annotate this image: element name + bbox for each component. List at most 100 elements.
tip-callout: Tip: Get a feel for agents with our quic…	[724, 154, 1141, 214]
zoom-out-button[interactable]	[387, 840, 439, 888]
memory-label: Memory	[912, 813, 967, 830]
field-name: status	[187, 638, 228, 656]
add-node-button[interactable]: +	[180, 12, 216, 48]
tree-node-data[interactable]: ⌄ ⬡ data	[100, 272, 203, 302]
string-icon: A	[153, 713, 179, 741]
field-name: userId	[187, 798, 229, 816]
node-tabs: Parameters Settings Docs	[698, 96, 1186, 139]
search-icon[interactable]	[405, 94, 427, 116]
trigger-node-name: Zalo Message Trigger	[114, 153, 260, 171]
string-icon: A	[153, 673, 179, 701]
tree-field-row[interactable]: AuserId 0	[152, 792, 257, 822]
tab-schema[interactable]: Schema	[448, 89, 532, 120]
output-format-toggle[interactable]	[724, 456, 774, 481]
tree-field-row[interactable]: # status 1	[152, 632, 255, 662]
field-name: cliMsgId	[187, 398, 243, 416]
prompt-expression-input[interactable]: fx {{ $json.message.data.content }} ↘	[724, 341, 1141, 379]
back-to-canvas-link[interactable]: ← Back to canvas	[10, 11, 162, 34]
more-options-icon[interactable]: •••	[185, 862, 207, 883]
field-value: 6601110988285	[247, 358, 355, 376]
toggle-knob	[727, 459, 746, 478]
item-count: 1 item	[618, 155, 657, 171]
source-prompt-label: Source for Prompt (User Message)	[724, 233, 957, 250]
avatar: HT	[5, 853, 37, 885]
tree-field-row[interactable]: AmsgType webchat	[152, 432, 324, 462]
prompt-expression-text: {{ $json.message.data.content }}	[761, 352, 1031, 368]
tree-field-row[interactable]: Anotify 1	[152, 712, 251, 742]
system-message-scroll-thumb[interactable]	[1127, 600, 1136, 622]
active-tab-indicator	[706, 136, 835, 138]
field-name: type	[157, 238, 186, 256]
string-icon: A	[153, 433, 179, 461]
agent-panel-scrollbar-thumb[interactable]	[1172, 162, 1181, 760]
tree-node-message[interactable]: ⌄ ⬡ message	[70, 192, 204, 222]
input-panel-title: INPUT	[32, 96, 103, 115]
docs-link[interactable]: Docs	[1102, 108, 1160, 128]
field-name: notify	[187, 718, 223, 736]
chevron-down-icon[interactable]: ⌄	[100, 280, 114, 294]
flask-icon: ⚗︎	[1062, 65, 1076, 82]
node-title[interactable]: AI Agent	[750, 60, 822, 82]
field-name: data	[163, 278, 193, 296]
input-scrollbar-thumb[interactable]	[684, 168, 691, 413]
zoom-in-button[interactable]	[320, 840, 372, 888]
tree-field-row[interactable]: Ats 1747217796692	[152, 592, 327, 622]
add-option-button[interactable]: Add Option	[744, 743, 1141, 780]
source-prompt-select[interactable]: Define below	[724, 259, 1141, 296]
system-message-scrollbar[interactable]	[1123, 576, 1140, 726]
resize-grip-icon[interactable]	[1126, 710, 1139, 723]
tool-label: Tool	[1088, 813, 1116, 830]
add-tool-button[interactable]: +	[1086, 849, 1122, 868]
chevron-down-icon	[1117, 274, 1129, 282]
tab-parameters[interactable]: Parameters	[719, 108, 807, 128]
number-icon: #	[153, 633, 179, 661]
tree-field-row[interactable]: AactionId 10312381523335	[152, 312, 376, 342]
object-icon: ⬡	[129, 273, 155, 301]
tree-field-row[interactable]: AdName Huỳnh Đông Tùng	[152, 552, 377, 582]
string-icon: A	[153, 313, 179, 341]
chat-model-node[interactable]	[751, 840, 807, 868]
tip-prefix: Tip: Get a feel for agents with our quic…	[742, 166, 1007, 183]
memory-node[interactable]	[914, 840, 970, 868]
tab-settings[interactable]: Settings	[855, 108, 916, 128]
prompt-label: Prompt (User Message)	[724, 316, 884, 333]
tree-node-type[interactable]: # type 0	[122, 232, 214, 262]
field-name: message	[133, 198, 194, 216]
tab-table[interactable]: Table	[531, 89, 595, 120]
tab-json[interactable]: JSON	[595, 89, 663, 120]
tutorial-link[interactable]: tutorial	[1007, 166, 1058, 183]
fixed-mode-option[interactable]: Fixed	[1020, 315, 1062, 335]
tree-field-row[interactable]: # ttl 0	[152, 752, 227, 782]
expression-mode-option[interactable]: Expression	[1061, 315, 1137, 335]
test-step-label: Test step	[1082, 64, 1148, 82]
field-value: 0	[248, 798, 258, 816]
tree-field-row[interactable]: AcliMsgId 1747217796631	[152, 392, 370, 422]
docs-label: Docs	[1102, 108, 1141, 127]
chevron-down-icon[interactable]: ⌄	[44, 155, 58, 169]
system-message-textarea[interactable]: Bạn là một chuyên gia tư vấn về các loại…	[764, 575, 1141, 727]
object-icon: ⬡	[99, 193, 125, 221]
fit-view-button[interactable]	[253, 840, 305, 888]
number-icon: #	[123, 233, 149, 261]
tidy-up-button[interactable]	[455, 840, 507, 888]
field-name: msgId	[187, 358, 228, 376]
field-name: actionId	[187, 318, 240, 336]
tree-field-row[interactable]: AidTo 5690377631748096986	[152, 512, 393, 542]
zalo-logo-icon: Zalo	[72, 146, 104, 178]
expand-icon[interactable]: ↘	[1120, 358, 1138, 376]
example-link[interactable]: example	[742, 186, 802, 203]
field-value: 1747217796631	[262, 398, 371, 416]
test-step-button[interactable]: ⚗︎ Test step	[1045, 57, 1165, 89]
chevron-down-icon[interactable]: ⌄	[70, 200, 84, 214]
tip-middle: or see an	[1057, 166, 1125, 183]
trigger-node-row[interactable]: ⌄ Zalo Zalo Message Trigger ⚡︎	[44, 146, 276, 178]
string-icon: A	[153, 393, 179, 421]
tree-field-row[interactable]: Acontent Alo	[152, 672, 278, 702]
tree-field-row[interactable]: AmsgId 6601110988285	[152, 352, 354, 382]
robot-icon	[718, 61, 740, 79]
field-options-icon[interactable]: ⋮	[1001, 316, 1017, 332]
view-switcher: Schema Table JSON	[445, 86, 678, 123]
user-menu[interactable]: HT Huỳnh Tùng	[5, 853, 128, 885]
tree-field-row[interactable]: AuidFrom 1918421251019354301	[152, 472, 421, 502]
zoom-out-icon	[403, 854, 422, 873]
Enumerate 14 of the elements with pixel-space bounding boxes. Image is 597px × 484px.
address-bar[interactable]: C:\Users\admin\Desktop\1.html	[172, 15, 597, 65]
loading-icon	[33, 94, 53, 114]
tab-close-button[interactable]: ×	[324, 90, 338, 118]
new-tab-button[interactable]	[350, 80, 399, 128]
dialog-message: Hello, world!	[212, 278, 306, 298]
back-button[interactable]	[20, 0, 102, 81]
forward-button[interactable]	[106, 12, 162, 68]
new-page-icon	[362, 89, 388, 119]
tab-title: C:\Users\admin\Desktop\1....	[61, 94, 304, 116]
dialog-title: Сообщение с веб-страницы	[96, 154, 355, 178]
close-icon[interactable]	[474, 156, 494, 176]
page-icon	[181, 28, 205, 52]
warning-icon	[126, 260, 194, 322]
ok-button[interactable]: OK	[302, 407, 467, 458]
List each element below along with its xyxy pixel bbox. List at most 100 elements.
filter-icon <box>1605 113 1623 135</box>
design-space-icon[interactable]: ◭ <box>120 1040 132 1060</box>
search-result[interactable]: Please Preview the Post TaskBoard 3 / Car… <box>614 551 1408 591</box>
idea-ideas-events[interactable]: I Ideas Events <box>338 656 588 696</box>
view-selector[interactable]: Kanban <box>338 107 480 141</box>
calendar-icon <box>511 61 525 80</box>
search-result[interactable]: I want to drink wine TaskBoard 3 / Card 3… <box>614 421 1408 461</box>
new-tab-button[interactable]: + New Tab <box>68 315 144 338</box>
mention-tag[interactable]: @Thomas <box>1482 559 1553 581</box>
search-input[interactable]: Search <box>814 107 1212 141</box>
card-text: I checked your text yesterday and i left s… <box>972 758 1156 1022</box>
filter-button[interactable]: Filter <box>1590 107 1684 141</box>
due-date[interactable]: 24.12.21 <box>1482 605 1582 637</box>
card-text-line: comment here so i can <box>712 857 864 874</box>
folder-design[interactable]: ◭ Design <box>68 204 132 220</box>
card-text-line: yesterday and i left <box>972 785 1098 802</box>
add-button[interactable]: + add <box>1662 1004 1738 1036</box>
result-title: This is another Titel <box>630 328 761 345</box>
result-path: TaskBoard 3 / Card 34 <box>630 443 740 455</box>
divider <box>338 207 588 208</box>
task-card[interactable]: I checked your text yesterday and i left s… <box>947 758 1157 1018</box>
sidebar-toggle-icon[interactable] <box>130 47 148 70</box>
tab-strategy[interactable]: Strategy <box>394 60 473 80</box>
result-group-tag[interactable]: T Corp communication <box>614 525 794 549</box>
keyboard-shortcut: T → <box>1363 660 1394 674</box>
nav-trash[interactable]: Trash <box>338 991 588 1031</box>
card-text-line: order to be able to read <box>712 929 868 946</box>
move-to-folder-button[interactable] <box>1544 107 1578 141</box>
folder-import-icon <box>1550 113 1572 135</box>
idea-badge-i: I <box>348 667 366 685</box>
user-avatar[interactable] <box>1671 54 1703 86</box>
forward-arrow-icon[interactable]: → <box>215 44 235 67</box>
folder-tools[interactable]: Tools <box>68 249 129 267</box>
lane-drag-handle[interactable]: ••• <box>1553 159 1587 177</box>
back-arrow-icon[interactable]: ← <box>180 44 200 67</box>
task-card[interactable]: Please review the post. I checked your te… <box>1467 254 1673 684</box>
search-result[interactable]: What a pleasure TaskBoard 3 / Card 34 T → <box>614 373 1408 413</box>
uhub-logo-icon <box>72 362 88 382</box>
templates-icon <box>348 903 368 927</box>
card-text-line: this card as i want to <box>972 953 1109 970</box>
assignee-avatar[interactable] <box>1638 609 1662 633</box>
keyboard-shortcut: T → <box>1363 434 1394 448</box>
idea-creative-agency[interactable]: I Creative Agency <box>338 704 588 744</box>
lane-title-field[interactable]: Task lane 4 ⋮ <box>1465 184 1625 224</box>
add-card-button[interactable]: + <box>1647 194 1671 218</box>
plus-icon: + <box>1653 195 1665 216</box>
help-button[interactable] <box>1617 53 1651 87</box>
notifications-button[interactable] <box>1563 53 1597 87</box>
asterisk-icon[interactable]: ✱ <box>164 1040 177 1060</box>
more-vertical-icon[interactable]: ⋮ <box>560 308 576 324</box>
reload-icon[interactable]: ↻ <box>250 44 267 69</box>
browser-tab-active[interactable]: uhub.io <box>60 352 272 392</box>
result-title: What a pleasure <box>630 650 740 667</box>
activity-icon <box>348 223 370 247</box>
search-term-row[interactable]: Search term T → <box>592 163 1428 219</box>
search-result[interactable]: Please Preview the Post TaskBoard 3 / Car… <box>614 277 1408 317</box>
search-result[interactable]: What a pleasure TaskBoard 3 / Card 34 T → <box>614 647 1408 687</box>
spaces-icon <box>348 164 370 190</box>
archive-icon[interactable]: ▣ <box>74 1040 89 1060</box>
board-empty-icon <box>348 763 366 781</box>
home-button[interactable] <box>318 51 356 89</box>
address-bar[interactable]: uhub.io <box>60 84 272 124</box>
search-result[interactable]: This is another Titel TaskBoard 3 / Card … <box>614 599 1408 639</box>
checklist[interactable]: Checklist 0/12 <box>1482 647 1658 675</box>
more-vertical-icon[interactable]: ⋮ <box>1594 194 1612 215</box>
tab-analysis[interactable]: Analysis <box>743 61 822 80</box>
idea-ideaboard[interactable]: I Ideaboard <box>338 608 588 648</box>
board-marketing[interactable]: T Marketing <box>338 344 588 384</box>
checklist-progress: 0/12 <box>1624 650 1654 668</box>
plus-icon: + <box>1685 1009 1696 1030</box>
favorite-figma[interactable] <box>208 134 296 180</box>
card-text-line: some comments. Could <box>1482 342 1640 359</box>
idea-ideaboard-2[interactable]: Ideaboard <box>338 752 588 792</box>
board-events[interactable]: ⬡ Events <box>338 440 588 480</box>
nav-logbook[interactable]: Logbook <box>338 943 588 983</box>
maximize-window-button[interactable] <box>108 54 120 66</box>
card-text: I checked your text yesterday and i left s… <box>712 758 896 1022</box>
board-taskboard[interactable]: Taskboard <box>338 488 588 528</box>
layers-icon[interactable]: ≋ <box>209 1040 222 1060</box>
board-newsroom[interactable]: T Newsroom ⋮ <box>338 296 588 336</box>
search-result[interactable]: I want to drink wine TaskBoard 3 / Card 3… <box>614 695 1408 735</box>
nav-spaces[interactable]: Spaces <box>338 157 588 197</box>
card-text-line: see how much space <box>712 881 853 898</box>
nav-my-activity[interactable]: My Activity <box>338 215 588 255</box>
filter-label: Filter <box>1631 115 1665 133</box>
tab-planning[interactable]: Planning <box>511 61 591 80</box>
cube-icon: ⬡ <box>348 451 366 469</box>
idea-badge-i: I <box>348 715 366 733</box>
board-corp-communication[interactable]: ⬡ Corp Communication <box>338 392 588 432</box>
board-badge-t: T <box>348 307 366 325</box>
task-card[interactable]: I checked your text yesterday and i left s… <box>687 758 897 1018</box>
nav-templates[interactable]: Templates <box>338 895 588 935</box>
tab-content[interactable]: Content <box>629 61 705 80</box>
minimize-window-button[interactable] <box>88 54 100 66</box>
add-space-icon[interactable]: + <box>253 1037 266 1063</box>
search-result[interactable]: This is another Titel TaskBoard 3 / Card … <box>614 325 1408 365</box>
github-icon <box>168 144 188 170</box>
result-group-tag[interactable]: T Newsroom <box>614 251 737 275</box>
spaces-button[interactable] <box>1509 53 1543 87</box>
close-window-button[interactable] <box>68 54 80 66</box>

==================================================

Rewrite everything from the start of the listing down to the line containing "155, 657, 171]", replacing "tree-field-row" with "tree-row" and leaving the rest unchanged.

annotate this image: element name + bbox for each component. List at most 100 elements.
tip-callout: Tip: Get a feel for agents with our quic…	[724, 154, 1141, 214]
zoom-out-button[interactable]	[387, 840, 439, 888]
memory-label: Memory	[912, 813, 967, 830]
field-name: status	[187, 638, 228, 656]
add-node-button[interactable]: +	[180, 12, 216, 48]
tree-node-data[interactable]: ⌄ ⬡ data	[100, 272, 203, 302]
string-icon: A	[153, 713, 179, 741]
field-name: userId	[187, 798, 229, 816]
node-tabs: Parameters Settings Docs	[698, 96, 1186, 139]
search-icon[interactable]	[405, 94, 427, 116]
trigger-node-name: Zalo Message Trigger	[114, 153, 260, 171]
string-icon: A	[153, 673, 179, 701]
tree-row[interactable]: AuserId 0	[152, 792, 257, 822]
tab-schema[interactable]: Schema	[448, 89, 532, 120]
output-format-toggle[interactable]	[724, 456, 774, 481]
tree-row[interactable]: # status 1	[152, 632, 255, 662]
field-name: cliMsgId	[187, 398, 243, 416]
prompt-expression-input[interactable]: fx {{ $json.message.data.content }} ↘	[724, 341, 1141, 379]
back-to-canvas-link[interactable]: ← Back to canvas	[10, 11, 162, 34]
more-options-icon[interactable]: •••	[185, 862, 207, 883]
field-value: 6601110988285	[247, 358, 355, 376]
toggle-knob	[727, 459, 746, 478]
item-count: 1 item	[618, 155, 657, 171]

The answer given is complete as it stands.